Description of the task → Read through the data and count the lines that contain the string "Pronomina"; give only the result.

Collected data:
____

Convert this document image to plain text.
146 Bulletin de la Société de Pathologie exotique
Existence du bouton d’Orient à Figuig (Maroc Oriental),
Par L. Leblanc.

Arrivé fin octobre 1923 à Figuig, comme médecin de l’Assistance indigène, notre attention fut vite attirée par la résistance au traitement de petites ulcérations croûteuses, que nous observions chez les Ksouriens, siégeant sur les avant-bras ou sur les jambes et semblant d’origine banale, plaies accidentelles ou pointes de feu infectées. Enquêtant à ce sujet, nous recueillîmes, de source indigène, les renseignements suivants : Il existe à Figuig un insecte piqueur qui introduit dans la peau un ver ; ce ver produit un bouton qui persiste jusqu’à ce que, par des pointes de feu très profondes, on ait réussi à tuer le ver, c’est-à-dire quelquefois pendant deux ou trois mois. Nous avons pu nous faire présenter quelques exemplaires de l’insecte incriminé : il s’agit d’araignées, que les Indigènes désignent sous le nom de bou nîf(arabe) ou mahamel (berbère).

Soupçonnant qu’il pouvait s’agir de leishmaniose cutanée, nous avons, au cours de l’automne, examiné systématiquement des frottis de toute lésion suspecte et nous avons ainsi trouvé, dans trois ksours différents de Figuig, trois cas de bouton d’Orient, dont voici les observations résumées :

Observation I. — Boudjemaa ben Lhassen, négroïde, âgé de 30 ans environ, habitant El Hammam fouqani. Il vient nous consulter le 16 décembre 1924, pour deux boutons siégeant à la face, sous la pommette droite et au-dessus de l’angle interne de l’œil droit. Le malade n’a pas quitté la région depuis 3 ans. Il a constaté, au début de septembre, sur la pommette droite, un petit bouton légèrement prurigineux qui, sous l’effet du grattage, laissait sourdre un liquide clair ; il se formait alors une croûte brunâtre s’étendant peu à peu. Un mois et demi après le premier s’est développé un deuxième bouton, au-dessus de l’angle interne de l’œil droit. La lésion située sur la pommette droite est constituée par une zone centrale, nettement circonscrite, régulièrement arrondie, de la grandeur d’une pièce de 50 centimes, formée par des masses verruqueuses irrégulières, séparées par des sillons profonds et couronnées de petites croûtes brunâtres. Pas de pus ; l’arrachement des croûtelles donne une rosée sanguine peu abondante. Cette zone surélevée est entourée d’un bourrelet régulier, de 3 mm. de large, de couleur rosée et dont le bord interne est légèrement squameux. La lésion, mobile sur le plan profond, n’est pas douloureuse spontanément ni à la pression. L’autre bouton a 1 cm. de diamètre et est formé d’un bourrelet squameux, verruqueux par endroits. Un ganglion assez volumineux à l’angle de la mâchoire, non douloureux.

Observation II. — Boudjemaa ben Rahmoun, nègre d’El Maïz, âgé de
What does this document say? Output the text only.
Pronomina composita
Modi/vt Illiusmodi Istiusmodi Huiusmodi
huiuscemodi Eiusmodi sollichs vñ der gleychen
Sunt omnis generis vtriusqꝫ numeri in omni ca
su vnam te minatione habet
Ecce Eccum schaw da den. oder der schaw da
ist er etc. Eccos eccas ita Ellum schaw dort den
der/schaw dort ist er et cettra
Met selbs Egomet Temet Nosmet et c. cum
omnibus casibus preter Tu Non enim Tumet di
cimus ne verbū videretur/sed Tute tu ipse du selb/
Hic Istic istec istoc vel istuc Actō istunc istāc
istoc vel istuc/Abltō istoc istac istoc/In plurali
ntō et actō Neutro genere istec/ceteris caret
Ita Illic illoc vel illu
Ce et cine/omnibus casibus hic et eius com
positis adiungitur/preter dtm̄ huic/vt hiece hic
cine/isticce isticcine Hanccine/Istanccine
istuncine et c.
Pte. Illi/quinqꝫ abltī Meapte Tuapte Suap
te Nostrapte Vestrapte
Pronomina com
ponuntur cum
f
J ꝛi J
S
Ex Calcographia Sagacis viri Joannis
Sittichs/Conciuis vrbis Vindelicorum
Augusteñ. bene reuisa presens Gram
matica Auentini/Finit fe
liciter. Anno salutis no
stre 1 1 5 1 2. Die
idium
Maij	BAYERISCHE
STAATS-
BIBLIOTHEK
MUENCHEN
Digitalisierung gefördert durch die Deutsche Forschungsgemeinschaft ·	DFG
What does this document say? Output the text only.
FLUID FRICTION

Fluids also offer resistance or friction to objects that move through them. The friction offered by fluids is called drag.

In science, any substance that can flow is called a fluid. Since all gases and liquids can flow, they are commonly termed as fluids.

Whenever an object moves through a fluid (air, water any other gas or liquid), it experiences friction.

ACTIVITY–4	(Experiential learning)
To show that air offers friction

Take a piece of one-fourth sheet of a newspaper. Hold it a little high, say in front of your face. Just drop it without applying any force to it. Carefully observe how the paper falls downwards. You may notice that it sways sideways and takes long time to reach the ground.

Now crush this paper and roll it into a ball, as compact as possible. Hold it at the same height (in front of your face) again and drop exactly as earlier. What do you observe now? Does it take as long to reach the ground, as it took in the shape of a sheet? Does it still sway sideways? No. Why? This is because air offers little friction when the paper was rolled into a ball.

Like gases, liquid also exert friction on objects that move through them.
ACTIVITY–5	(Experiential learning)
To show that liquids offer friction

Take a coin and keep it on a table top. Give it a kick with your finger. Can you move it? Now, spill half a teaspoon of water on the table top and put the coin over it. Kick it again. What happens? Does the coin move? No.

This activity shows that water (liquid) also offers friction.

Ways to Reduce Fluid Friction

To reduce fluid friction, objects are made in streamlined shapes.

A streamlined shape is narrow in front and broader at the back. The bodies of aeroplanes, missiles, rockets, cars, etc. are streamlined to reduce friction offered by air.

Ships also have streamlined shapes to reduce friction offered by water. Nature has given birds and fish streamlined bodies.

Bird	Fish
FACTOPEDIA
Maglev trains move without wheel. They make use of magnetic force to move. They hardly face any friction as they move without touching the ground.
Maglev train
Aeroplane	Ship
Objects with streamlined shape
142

____

The response → 2